** START OF STORED DATA **
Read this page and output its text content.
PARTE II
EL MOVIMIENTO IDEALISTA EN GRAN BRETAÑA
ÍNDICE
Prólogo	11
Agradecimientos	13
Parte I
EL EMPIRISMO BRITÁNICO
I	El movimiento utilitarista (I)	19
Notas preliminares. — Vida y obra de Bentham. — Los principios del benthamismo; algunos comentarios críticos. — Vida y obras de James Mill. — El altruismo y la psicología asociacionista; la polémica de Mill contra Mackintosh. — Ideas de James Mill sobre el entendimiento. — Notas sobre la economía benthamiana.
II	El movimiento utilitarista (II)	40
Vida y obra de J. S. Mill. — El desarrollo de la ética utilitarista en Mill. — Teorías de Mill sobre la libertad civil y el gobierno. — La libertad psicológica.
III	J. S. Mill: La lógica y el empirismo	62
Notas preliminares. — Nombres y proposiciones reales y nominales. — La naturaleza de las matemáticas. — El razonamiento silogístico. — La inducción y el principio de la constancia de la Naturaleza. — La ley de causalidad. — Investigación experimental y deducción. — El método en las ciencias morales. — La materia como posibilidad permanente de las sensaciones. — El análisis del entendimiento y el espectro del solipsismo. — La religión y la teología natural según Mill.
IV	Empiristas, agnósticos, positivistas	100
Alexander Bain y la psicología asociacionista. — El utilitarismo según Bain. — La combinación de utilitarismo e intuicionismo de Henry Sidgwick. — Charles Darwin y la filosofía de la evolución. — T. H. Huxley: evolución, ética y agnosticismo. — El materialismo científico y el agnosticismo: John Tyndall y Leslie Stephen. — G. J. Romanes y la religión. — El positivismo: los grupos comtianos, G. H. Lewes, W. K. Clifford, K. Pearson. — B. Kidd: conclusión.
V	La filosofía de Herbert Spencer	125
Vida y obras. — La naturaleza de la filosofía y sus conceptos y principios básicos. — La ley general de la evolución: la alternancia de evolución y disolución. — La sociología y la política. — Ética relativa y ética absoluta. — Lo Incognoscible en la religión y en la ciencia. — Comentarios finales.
** END OF STORED DATA **
TO BE DONE —
Output each entry precisely as given.

EXPECTED ANSWER —
Read this page and output its text content.
PARTE II
EL MOVIMIENTO IDEALISTA EN GRAN BRETAÑA
ÍNDICE
Prólogo	11
Agradecimientos	13
Parte I
EL EMPIRISMO BRITÁNICO
I	El movimiento utilitarista (I)	19
Notas preliminares. — Vida y obra de Bentham. — Los principios del benthamismo; algunos comentarios críticos. — Vida y obras de James Mill. — El altruismo y la psicología asociacionista; la polémica de Mill contra Mackintosh. — Ideas de James Mill sobre el entendimiento. — Notas sobre la economía benthamiana.
II	El movimiento utilitarista (II)	40
Vida y obra de J. S. Mill. — El desarrollo de la ética utilitarista en Mill. — Teorías de Mill sobre la libertad civil y el gobierno. — La libertad psicológica.
III	J. S. Mill: La lógica y el empirismo	62
Notas preliminares. — Nombres y proposiciones reales y nominales. — La naturaleza de las matemáticas. — El razonamiento silogístico. — La inducción y el principio de la constancia de la Naturaleza. — La ley de causalidad. — Investigación experimental y deducción. — El método en las ciencias morales. — La materia como posibilidad permanente de las sensaciones. — El análisis del entendimiento y el espectro del solipsismo. — La religión y la teología natural según Mill.
IV	Empiristas, agnósticos, positivistas	100
Alexander Bain y la psicología asociacionista. — El utilitarismo según Bain. — La combinación de utilitarismo e intuicionismo de Henry Sidgwick. — Charles Darwin y la filosofía de la evolución. — T. H. Huxley: evolución, ética y agnosticismo. — El materialismo científico y el agnosticismo: John Tyndall y Leslie Stephen. — G. J. Romanes y la religión. — El positivismo: los grupos comtianos, G. H. Lewes, W. K. Clifford, K. Pearson. — B. Kidd: conclusión.
V	La filosofía de Herbert Spencer	125
Vida y obras. — La naturaleza de la filosofía y sus conceptos y principios básicos. — La ley general de la evolución: la alternancia de evolución y disolución. — La sociología y la política. — Ética relativa y ética absoluta. — Lo Incognoscible en la religión y en la ciencia. — Comentarios finales.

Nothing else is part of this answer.